** BEGIN **

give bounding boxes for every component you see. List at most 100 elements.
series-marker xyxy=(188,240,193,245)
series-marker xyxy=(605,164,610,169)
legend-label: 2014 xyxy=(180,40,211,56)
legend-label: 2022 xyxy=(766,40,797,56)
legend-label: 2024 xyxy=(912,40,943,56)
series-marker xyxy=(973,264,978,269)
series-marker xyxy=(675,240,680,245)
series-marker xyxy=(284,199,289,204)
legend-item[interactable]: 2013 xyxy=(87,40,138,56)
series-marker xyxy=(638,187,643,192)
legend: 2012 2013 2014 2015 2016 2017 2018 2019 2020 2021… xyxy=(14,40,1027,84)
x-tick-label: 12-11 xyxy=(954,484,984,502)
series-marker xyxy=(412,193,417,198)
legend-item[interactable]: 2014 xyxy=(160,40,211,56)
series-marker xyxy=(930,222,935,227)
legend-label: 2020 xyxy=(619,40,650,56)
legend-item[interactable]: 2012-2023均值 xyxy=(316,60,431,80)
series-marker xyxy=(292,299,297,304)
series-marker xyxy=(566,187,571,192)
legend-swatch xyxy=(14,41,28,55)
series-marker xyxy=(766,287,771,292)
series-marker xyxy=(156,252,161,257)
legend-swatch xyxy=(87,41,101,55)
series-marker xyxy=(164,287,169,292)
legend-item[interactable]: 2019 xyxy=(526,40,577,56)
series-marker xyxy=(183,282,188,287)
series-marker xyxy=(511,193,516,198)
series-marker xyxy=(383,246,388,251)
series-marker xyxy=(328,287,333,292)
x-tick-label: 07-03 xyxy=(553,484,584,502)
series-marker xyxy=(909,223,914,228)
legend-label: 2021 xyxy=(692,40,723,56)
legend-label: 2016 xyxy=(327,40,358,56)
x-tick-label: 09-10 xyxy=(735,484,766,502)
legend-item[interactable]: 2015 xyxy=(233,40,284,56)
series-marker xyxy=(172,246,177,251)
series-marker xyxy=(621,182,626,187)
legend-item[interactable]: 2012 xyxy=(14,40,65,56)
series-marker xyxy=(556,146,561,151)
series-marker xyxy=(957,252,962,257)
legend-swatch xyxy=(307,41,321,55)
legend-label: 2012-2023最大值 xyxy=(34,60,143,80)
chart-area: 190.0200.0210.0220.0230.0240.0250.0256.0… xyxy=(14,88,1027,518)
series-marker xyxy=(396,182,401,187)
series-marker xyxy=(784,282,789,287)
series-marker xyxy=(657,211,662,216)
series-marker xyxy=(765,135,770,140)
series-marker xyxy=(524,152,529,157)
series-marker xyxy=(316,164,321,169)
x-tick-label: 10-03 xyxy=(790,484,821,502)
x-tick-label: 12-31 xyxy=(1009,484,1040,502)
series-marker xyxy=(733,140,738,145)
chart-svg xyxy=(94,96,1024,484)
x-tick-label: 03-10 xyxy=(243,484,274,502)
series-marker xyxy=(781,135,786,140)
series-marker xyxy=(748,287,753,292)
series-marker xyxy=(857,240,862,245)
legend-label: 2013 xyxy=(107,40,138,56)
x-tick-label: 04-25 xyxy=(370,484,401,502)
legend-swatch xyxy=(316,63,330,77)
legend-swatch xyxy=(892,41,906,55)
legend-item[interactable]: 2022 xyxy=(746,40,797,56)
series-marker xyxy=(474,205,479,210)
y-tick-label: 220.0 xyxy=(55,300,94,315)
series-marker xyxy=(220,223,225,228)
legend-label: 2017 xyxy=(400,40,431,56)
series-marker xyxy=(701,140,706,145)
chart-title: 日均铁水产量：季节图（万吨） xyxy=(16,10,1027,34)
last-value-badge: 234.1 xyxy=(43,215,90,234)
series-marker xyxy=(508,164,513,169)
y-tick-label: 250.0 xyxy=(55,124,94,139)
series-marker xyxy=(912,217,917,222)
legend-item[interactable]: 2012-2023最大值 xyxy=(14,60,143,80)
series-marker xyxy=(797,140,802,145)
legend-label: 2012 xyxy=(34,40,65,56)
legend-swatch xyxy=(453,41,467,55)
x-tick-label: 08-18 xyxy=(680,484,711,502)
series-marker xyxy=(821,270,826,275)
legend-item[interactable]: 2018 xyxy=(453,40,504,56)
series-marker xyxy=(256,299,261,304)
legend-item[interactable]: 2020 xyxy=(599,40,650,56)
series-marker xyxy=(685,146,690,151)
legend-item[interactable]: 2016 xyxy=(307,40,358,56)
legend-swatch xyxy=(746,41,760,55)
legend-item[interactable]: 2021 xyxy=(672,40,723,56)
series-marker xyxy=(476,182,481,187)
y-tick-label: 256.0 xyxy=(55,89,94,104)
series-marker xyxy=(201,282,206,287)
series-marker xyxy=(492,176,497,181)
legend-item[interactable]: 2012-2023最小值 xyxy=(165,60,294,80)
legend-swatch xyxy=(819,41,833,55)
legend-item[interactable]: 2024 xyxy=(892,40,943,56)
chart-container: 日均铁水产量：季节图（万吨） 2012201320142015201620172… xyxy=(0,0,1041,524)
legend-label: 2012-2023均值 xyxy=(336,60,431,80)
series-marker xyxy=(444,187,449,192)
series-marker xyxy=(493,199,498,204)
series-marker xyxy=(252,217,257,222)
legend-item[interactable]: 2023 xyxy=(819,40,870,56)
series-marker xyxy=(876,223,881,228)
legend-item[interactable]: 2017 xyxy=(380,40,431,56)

** END **

■ Problem details
Please extract every line of the material above word for word, with nothing altered or left out.

■ Exercise solution
give bounding boxes for every component you see. List at most 100 elements.
series-marker xyxy=(188,240,193,245)
series-marker xyxy=(605,164,610,169)
legend-label: 2014 xyxy=(180,40,211,56)
legend-label: 2022 xyxy=(766,40,797,56)
legend-label: 2024 xyxy=(912,40,943,56)
series-marker xyxy=(973,264,978,269)
series-marker xyxy=(675,240,680,245)
series-marker xyxy=(284,199,289,204)
legend-item[interactable]: 2013 xyxy=(87,40,138,56)
series-marker xyxy=(638,187,643,192)
legend: 2012 2013 2014 2015 2016 2017 2018 2019 2020 2021… xyxy=(14,40,1027,84)
x-tick-label: 12-11 xyxy=(954,484,984,502)
series-marker xyxy=(412,193,417,198)
legend-item[interactable]: 2014 xyxy=(160,40,211,56)
series-marker xyxy=(930,222,935,227)
legend-label: 2020 xyxy=(619,40,650,56)
legend-item[interactable]: 2012-2023均值 xyxy=(316,60,431,80)
series-marker xyxy=(292,299,297,304)
series-marker xyxy=(566,187,571,192)
legend-swatch xyxy=(14,41,28,55)
series-marker xyxy=(766,287,771,292)
series-marker xyxy=(156,252,161,257)
legend-swatch xyxy=(87,41,101,55)
series-marker xyxy=(164,287,169,292)
legend-item[interactable]: 2019 xyxy=(526,40,577,56)
series-marker xyxy=(183,282,188,287)
series-marker xyxy=(511,193,516,198)
series-marker xyxy=(383,246,388,251)
series-marker xyxy=(328,287,333,292)
x-tick-label: 07-03 xyxy=(553,484,584,502)
series-marker xyxy=(909,223,914,228)
legend-label: 2021 xyxy=(692,40,723,56)
legend-label: 2016 xyxy=(327,40,358,56)
x-tick-label: 09-10 xyxy=(735,484,766,502)
legend-item[interactable]: 2015 xyxy=(233,40,284,56)
series-marker xyxy=(172,246,177,251)
series-marker xyxy=(621,182,626,187)
legend-item[interactable]: 2012 xyxy=(14,40,65,56)
series-marker xyxy=(556,146,561,151)
series-marker xyxy=(957,252,962,257)
legend-swatch xyxy=(307,41,321,55)
legend-label: 2012-2023最大值 xyxy=(34,60,143,80)
chart-area: 190.0200.0210.0220.0230.0240.0250.0256.0… xyxy=(14,88,1027,518)
series-marker xyxy=(396,182,401,187)
series-marker xyxy=(784,282,789,287)
series-marker xyxy=(657,211,662,216)
series-marker xyxy=(765,135,770,140)
series-marker xyxy=(524,152,529,157)
series-marker xyxy=(316,164,321,169)
x-tick-label: 10-03 xyxy=(790,484,821,502)
x-tick-label: 12-31 xyxy=(1009,484,1040,502)
series-marker xyxy=(733,140,738,145)
chart-svg xyxy=(94,96,1024,484)
x-tick-label: 03-10 xyxy=(243,484,274,502)
series-marker xyxy=(781,135,786,140)
series-marker xyxy=(748,287,753,292)
series-marker xyxy=(857,240,862,245)
legend-label: 2013 xyxy=(107,40,138,56)
x-tick-label: 04-25 xyxy=(370,484,401,502)
legend-swatch xyxy=(316,63,330,77)
legend-swatch xyxy=(892,41,906,55)
legend-item[interactable]: 2022 xyxy=(746,40,797,56)
series-marker xyxy=(474,205,479,210)
y-tick-label: 220.0 xyxy=(55,300,94,315)
series-marker xyxy=(220,223,225,228)
legend-label: 2017 xyxy=(400,40,431,56)
series-marker xyxy=(701,140,706,145)
chart-title: 日均铁水产量：季节图（万吨） xyxy=(16,10,1027,34)
last-value-badge: 234.1 xyxy=(43,215,90,234)
series-marker xyxy=(508,164,513,169)
y-tick-label: 250.0 xyxy=(55,124,94,139)
series-marker xyxy=(912,217,917,222)
legend-item[interactable]: 2012-2023最大值 xyxy=(14,60,143,80)
series-marker xyxy=(797,140,802,145)
legend-label: 2012 xyxy=(34,40,65,56)
legend-swatch xyxy=(453,41,467,55)
x-tick-label: 08-18 xyxy=(680,484,711,502)
series-marker xyxy=(821,270,826,275)
legend-item[interactable]: 2018 xyxy=(453,40,504,56)
series-marker xyxy=(256,299,261,304)
legend-item[interactable]: 2020 xyxy=(599,40,650,56)
series-marker xyxy=(685,146,690,151)
legend-item[interactable]: 2016 xyxy=(307,40,358,56)
legend-swatch xyxy=(746,41,760,55)
legend-item[interactable]: 2021 xyxy=(672,40,723,56)
series-marker xyxy=(476,182,481,187)
y-tick-label: 256.0 xyxy=(55,89,94,104)
series-marker xyxy=(201,282,206,287)
series-marker xyxy=(492,176,497,181)
legend-item[interactable]: 2012-2023最小值 xyxy=(165,60,294,80)
legend-swatch xyxy=(819,41,833,55)
legend-item[interactable]: 2024 xyxy=(892,40,943,56)
chart-container: 日均铁水产量：季节图（万吨） 2012201320142015201620172… xyxy=(0,0,1041,524)
legend-label: 2012-2023均值 xyxy=(336,60,431,80)
series-marker xyxy=(444,187,449,192)
series-marker xyxy=(493,199,498,204)
series-marker xyxy=(252,217,257,222)
legend-item[interactable]: 2023 xyxy=(819,40,870,56)
series-marker xyxy=(876,223,881,228)
legend-item[interactable]: 2017 xyxy=(380,40,431,56)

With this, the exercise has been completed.